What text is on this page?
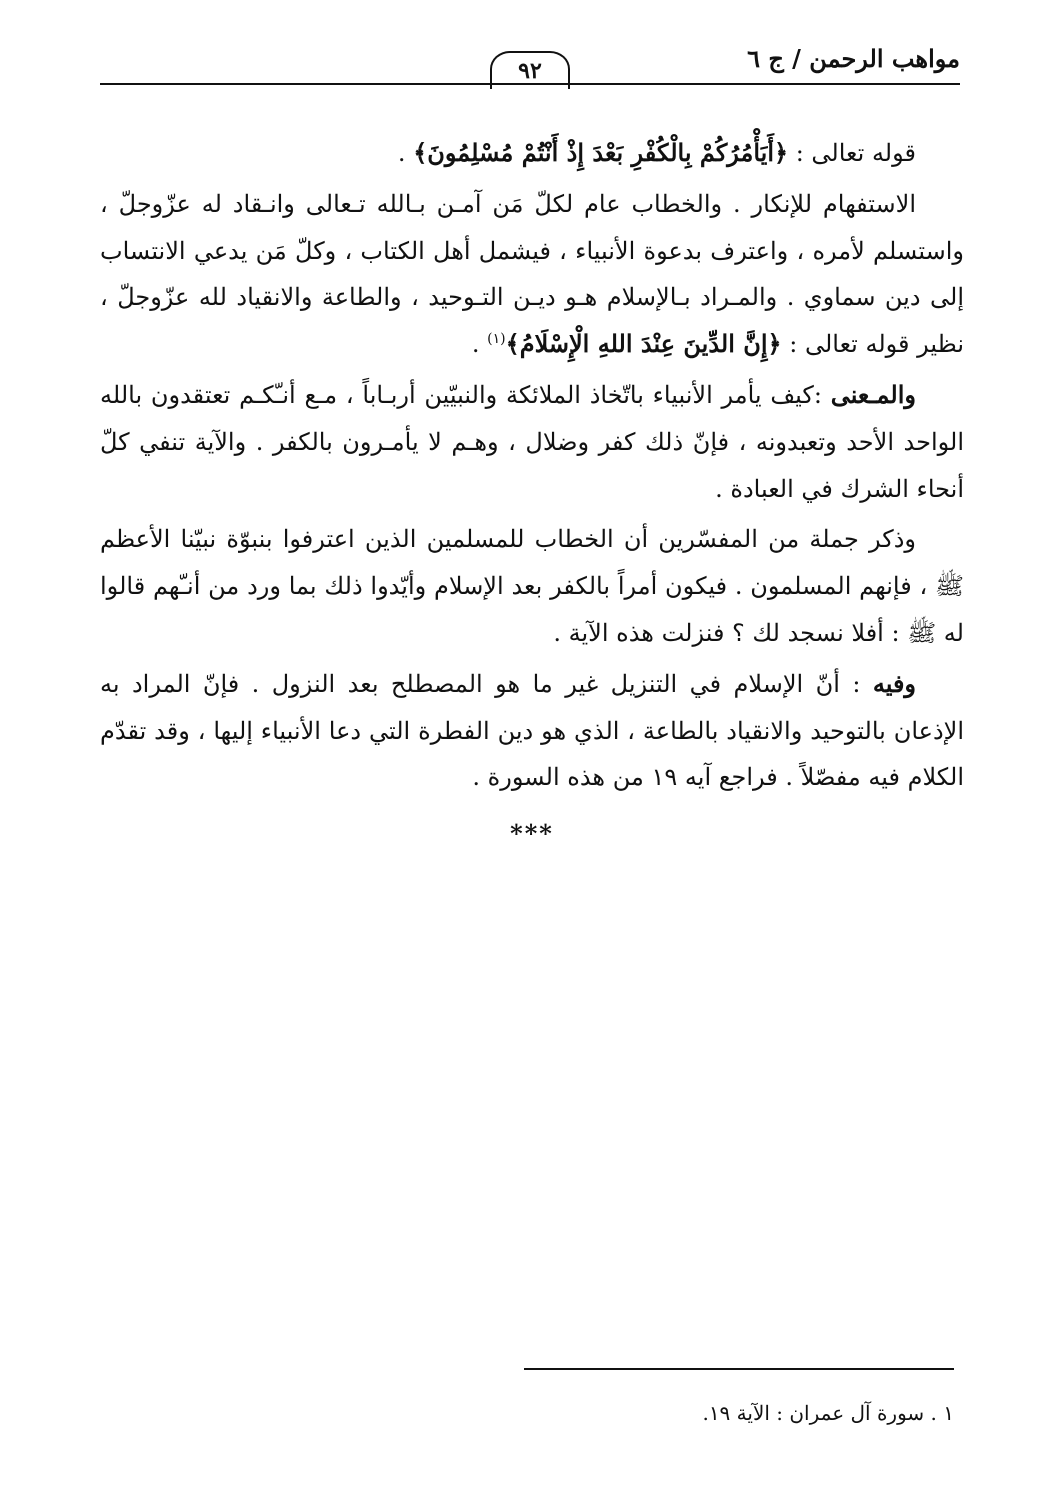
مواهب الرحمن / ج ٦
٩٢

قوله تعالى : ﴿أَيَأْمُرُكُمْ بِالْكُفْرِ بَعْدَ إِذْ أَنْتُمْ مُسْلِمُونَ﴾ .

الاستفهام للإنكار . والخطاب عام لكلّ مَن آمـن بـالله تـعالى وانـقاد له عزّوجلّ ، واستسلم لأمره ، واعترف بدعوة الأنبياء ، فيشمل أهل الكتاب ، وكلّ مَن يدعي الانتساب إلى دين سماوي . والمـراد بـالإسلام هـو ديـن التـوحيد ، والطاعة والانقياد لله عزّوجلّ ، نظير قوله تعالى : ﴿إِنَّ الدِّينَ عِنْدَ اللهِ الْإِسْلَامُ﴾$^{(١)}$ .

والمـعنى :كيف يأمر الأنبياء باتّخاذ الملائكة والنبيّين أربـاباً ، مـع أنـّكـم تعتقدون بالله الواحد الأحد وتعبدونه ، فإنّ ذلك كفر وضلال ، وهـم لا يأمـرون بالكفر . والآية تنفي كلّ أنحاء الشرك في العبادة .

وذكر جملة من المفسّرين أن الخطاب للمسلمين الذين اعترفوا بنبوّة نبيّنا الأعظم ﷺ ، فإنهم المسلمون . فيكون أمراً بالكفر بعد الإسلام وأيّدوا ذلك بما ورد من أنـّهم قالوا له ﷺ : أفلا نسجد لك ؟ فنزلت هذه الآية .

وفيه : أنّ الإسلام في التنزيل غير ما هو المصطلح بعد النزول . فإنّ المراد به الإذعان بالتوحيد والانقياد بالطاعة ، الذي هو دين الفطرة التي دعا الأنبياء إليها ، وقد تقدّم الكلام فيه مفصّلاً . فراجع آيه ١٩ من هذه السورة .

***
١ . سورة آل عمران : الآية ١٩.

• _GIVEN REQUEST_: Only lines with the word "بالكفر" should be collected from the material.

• _WRITTEN RESPONSE_:
والمـعنى :كيف يأمر الأنبياء باتّخاذ الملائكة والنبيّين أربـاباً ، مـع أنـّكـم تعتقدون بالله الواحد الأحد وتعبدونه ، فإنّ ذلك كفر وضلال ، وهـم لا يأمـرون بالكفر . والآية تنفي كلّ أنحاء الشرك في العبادة .
وذكر جملة من المفسّرين أن الخطاب للمسلمين الذين اعترفوا بنبوّة نبيّنا الأعظم ﷺ ، فإنهم المسلمون . فيكون أمراً بالكفر بعد الإسلام وأيّدوا ذلك بما ورد من أنـّهم قالوا له ﷺ : أفلا نسجد لك ؟ فنزلت هذه الآية .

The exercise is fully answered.